Set exercise: Write out all the entries word for word, but skip any images.

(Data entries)
•••••

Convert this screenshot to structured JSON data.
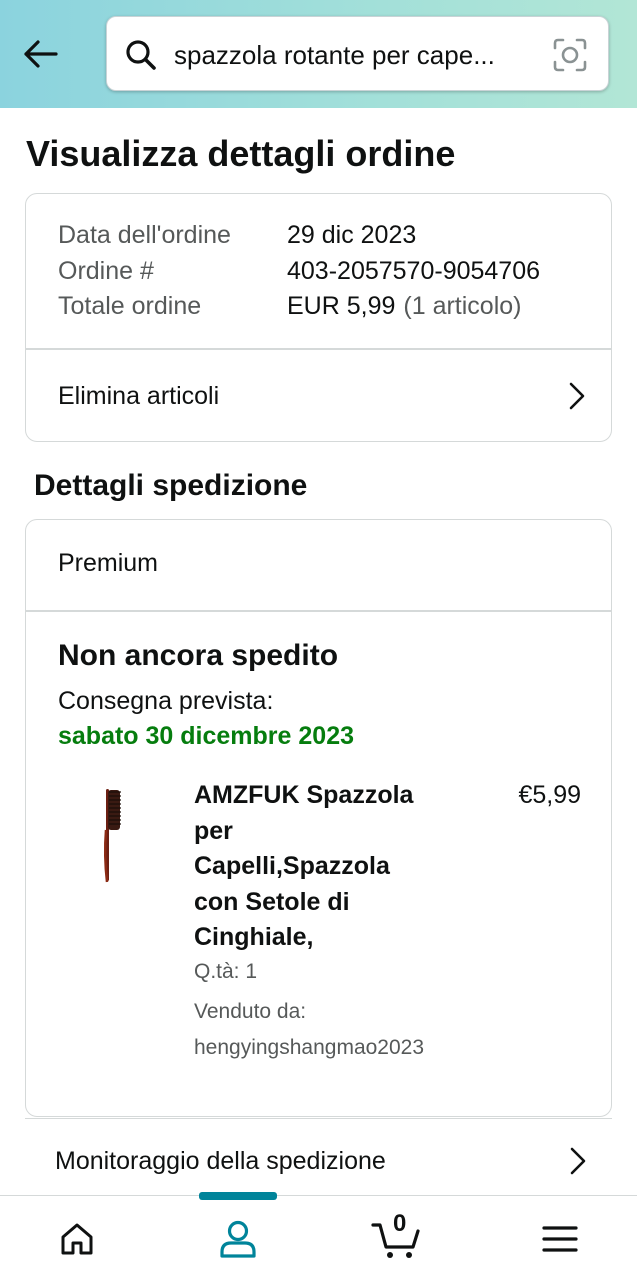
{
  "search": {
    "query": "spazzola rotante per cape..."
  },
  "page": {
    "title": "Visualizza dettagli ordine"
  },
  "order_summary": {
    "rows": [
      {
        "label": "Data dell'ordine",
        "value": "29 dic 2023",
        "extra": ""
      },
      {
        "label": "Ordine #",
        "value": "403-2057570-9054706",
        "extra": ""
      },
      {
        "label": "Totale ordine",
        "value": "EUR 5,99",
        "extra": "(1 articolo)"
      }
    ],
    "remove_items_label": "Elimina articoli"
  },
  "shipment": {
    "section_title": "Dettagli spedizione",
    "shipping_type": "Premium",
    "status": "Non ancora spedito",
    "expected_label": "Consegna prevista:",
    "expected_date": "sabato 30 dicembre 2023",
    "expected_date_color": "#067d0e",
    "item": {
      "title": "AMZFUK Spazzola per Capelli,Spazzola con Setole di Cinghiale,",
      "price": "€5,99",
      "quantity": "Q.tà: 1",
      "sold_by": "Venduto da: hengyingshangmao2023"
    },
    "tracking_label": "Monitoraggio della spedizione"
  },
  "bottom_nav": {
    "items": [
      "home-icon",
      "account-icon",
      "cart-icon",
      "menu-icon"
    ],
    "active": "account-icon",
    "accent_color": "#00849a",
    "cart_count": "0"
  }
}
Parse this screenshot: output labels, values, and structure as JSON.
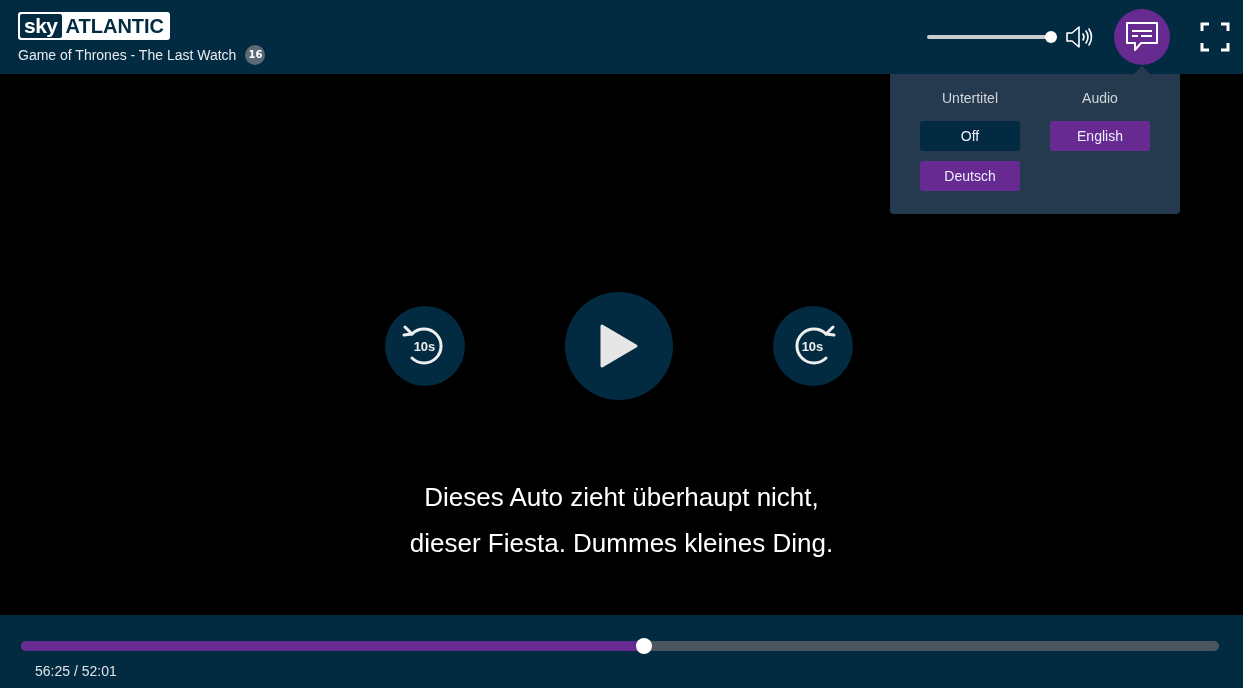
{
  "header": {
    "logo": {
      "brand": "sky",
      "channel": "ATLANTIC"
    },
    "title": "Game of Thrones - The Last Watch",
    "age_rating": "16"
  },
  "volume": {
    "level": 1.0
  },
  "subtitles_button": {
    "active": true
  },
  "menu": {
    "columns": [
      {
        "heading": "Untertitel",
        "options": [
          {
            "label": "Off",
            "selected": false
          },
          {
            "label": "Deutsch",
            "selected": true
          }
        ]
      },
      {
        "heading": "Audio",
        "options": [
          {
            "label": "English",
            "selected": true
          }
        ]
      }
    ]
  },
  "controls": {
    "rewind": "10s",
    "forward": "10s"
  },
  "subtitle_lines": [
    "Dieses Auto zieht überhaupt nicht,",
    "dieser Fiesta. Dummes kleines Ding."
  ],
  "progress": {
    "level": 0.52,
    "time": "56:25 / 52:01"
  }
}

•••••

Solution to the problem:
Convert this screenshot to structured JSON data.
{
  "search": {
    "query": "spazzola rotante per cape..."
  },
  "page": {
    "title": "Visualizza dettagli ordine"
  },
  "order_summary": {
    "rows": [
      {
        "label": "Data dell'ordine",
        "value": "29 dic 2023",
        "extra": ""
      },
      {
        "label": "Ordine #",
        "value": "403-2057570-9054706",
        "extra": ""
      },
      {
        "label": "Totale ordine",
        "value": "EUR 5,99",
        "extra": "(1 articolo)"
      }
    ],
    "remove_items_label": "Elimina articoli"
  },
  "shipment": {
    "section_title": "Dettagli spedizione",
    "shipping_type": "Premium",
    "status": "Non ancora spedito",
    "expected_label": "Consegna prevista:",
    "expected_date": "sabato 30 dicembre 2023",
    "expected_date_color": "#067d0e",
    "item": {
      "title": "AMZFUK Spazzola per Capelli,Spazzola con Setole di Cinghiale,",
      "price": "€5,99",
      "quantity": "Q.tà: 1",
      "sold_by": "Venduto da: hengyingshangmao2023"
    },
    "tracking_label": "Monitoraggio della spedizione"
  },
  "bottom_nav": {
    "items": [
      "home-icon",
      "account-icon",
      "cart-icon",
      "menu-icon"
    ],
    "active": "account-icon",
    "accent_color": "#00849a",
    "cart_count": "0"
  }
}
Parse this screenshot: output labels, values, and structure as JSON.
{
  "header": {
    "logo": {
      "brand": "sky",
      "channel": "ATLANTIC"
    },
    "title": "Game of Thrones - The Last Watch",
    "age_rating": "16"
  },
  "volume": {
    "level": 1.0
  },
  "subtitles_button": {
    "active": true
  },
  "menu": {
    "columns": [
      {
        "heading": "Untertitel",
        "options": [
          {
            "label": "Off",
            "selected": false
          },
          {
            "label": "Deutsch",
            "selected": true
          }
        ]
      },
      {
        "heading": "Audio",
        "options": [
          {
            "label": "English",
            "selected": true
          }
        ]
      }
    ]
  },
  "controls": {
    "rewind": "10s",
    "forward": "10s"
  },
  "subtitle_lines": [
    "Dieses Auto zieht überhaupt nicht,",
    "dieser Fiesta. Dummes kleines Ding."
  ],
  "progress": {
    "level": 0.52,
    "time": "56:25 / 52:01"
  }
}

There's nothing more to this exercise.